→ Requirements: Copy out the material from the line containing "Segment this screenshot: for" through the line containing "toc-dot-leader bbox=[187, 387, 750, 397]", keeping both end lines, and leave the pictures out of your answer.

======== Data for the task ========

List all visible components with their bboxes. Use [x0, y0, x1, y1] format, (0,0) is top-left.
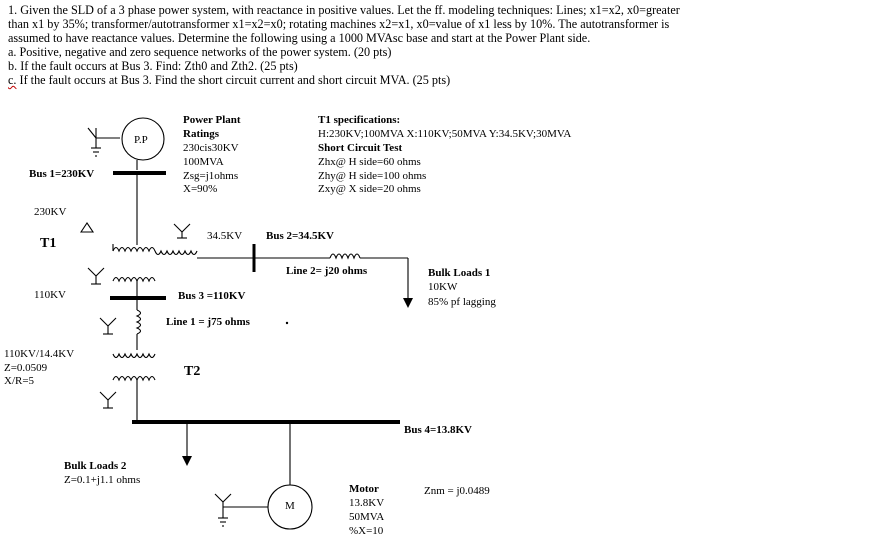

========
======== Data for the task ========

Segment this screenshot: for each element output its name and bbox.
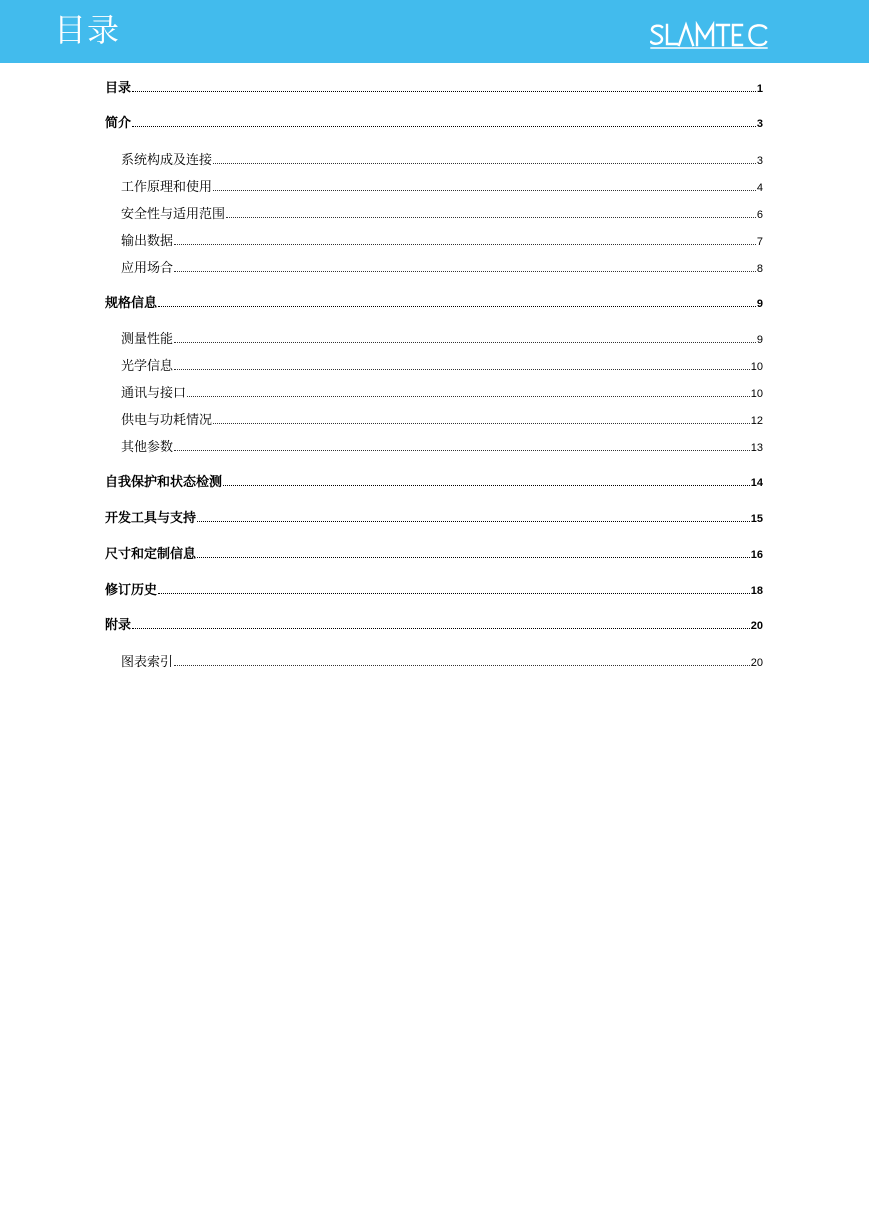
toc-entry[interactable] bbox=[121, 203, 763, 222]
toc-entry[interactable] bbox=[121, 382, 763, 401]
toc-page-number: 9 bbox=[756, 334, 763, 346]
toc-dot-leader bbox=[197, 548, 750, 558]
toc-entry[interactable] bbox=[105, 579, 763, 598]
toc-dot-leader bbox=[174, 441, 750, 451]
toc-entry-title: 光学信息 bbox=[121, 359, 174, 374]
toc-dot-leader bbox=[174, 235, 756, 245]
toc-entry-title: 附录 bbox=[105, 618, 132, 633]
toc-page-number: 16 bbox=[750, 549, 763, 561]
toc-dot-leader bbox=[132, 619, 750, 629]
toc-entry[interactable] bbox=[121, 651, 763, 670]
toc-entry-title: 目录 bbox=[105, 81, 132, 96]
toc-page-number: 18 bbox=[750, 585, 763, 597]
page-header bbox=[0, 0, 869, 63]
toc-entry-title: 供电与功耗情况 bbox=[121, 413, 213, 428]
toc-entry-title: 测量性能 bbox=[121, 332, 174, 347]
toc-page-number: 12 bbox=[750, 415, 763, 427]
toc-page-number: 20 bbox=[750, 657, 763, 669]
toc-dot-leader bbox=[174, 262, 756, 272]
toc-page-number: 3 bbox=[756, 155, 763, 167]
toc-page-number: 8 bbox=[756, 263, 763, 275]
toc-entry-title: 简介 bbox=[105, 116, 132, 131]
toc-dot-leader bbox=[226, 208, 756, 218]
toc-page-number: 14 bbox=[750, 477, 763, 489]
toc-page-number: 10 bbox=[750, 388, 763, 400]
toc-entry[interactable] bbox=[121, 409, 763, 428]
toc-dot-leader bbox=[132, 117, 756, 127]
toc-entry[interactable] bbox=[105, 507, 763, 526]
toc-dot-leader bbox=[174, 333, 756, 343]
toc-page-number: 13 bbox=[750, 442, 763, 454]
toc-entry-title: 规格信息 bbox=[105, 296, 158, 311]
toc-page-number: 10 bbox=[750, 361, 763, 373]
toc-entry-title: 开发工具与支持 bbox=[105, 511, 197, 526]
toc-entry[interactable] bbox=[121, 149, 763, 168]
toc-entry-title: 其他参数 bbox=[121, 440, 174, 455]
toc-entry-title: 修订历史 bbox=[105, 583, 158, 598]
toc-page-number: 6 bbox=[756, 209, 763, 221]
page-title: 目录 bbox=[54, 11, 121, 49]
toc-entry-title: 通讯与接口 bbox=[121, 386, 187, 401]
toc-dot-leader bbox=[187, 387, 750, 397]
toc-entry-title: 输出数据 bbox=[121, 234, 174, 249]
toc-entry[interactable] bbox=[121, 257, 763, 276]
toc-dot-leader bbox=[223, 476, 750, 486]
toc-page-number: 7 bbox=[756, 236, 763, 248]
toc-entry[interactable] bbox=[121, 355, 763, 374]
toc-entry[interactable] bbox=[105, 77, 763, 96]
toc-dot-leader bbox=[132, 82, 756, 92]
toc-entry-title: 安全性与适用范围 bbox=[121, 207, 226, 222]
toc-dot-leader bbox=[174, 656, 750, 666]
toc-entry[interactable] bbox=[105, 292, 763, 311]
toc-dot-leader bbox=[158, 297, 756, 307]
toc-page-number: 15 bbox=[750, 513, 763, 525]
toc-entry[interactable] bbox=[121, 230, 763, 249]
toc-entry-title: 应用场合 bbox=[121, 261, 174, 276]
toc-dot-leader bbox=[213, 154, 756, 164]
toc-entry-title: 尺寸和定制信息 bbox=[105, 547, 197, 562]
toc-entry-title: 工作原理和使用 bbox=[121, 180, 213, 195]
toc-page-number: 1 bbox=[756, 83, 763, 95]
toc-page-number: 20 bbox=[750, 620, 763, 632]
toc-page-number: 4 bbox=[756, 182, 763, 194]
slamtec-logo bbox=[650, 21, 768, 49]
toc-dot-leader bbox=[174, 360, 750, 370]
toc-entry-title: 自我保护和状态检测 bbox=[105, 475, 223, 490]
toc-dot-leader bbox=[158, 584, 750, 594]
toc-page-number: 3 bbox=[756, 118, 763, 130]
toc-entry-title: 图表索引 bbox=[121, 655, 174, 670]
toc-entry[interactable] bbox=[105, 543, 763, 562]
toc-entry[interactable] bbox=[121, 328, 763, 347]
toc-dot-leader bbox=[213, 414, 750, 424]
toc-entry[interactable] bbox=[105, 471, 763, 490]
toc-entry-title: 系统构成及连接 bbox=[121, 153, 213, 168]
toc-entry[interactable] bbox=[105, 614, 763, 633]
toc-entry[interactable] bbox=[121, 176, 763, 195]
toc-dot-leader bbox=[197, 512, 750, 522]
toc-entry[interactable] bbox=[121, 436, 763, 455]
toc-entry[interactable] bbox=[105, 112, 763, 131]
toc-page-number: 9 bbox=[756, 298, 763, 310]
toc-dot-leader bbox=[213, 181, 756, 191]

========

→ Task result:
Segment this screenshot: for each element output its name and bbox.
toc-entry[interactable] bbox=[121, 203, 763, 222]
toc-entry[interactable] bbox=[121, 382, 763, 401]
toc-page-number: 9 bbox=[756, 334, 763, 346]
toc-dot-leader bbox=[197, 548, 750, 558]
toc-entry[interactable] bbox=[105, 579, 763, 598]
toc-dot-leader bbox=[174, 441, 750, 451]
toc-entry-title: 光学信息 bbox=[121, 359, 174, 374]
toc-dot-leader bbox=[174, 235, 756, 245]
toc-entry-title: 附录 bbox=[105, 618, 132, 633]
toc-page-number: 16 bbox=[750, 549, 763, 561]
toc-dot-leader bbox=[132, 619, 750, 629]
toc-entry[interactable] bbox=[121, 651, 763, 670]
toc-entry-title: 目录 bbox=[105, 81, 132, 96]
toc-page-number: 18 bbox=[750, 585, 763, 597]
page-header bbox=[0, 0, 869, 63]
toc-entry-title: 供电与功耗情况 bbox=[121, 413, 213, 428]
toc-entry-title: 测量性能 bbox=[121, 332, 174, 347]
toc-page-number: 12 bbox=[750, 415, 763, 427]
toc-page-number: 20 bbox=[750, 657, 763, 669]
toc-dot-leader bbox=[174, 262, 756, 272]
toc-page-number: 3 bbox=[756, 155, 763, 167]
toc-page-number: 8 bbox=[756, 263, 763, 275]
toc-entry-title: 简介 bbox=[105, 116, 132, 131]
toc-dot-leader bbox=[226, 208, 756, 218]
toc-page-number: 14 bbox=[750, 477, 763, 489]
toc-page-number: 10 bbox=[750, 388, 763, 400]
toc-entry[interactable] bbox=[121, 409, 763, 428]
toc-dot-leader bbox=[132, 117, 756, 127]
toc-entry[interactable] bbox=[105, 507, 763, 526]
toc-dot-leader bbox=[174, 333, 756, 343]
toc-page-number: 13 bbox=[750, 442, 763, 454]
toc-entry-title: 规格信息 bbox=[105, 296, 158, 311]
toc-page-number: 10 bbox=[750, 361, 763, 373]
toc-entry-title: 开发工具与支持 bbox=[105, 511, 197, 526]
toc-entry[interactable] bbox=[121, 149, 763, 168]
toc-entry-title: 其他参数 bbox=[121, 440, 174, 455]
toc-entry-title: 修订历史 bbox=[105, 583, 158, 598]
toc-page-number: 6 bbox=[756, 209, 763, 221]
page-title: 目录 bbox=[54, 11, 121, 49]
toc-entry-title: 通讯与接口 bbox=[121, 386, 187, 401]
toc-dot-leader bbox=[187, 387, 750, 397]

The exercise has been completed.